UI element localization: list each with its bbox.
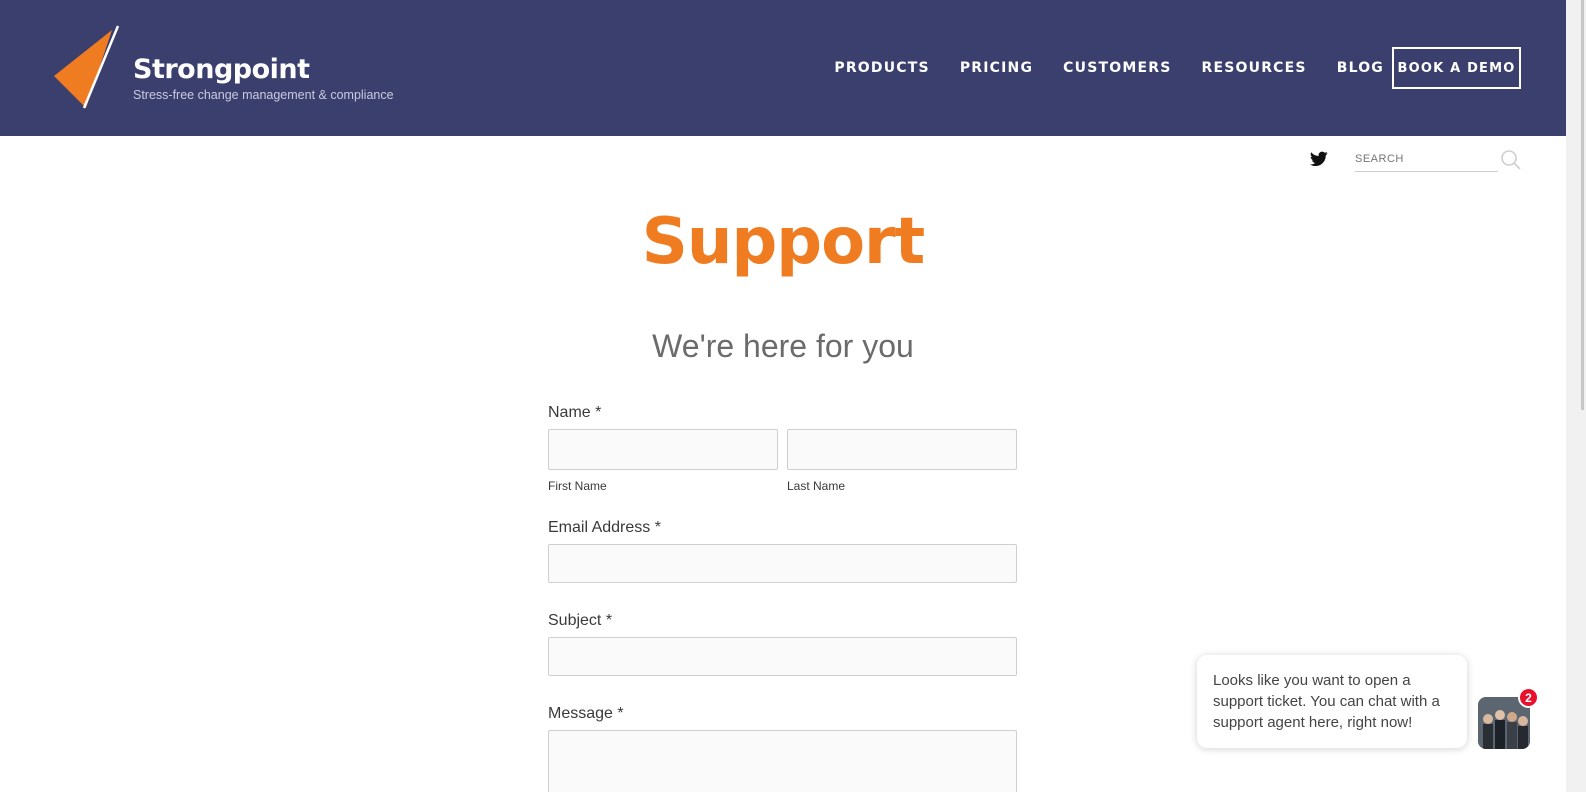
- main-nav: PRODUCTS PRICING CUSTOMERS RESOURCES BLO…: [834, 60, 1384, 76]
- chat-notification-badge: 2: [1518, 687, 1539, 708]
- search-icon[interactable]: [1500, 149, 1522, 171]
- nav-item-pricing[interactable]: PRICING: [960, 60, 1033, 76]
- email-field[interactable]: [548, 544, 1017, 583]
- message-field[interactable]: [548, 730, 1017, 792]
- nav-item-resources[interactable]: RESOURCES: [1202, 60, 1307, 76]
- brand-name[interactable]: Strongpoint: [133, 54, 310, 85]
- brand-tagline: Stress-free change management & complian…: [133, 88, 394, 102]
- book-demo-button[interactable]: BOOK A DEMO: [1392, 47, 1521, 89]
- subject-field[interactable]: [548, 637, 1017, 676]
- nav-item-products[interactable]: PRODUCTS: [834, 60, 929, 76]
- first-name-label: First Name: [548, 479, 607, 493]
- last-name-label: Last Name: [787, 479, 846, 493]
- message-label: Message *: [548, 705, 624, 722]
- chat-prompt-bubble[interactable]: Looks like you want to open a support ti…: [1197, 655, 1467, 748]
- subject-label: Subject *: [548, 612, 613, 629]
- strongpoint-logo-icon[interactable]: [52, 24, 122, 112]
- nav-item-blog[interactable]: BLOG: [1337, 60, 1384, 76]
- search-field: [1355, 147, 1498, 172]
- page-subtitle: We're here for you: [652, 328, 914, 364]
- email-label: Email Address *: [548, 519, 661, 536]
- first-name-field[interactable]: [548, 429, 778, 470]
- search-input[interactable]: [1355, 147, 1498, 171]
- scrollbar-thumb[interactable]: [1581, 0, 1584, 410]
- name-label: Name *: [548, 404, 602, 421]
- scrollbar[interactable]: [1566, 0, 1586, 792]
- last-name-field[interactable]: [787, 429, 1017, 470]
- site-header: Strongpoint Stress-free change managemen…: [0, 0, 1566, 136]
- page-title: Support: [641, 205, 925, 279]
- nav-item-customers[interactable]: CUSTOMERS: [1063, 60, 1171, 76]
- twitter-icon[interactable]: [1310, 151, 1328, 167]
****
◆ **To be done**: In the data, from the line with "- main-nav: PRODUCTS" to the line with "- email-field[interactable]: [548, 544, 1017, 583]", rename "chat-notification-badge" to "chat-unread-badge" and give those lines again with nothing else changed.

◆ **Output below**:
- main-nav: PRODUCTS PRICING CUSTOMERS RESOURCES BLO…: [834, 60, 1384, 76]
- chat-unread-badge: 2: [1518, 687, 1539, 708]
- search-icon[interactable]: [1500, 149, 1522, 171]
- nav-item-pricing[interactable]: PRICING: [960, 60, 1033, 76]
- email-field[interactable]: [548, 544, 1017, 583]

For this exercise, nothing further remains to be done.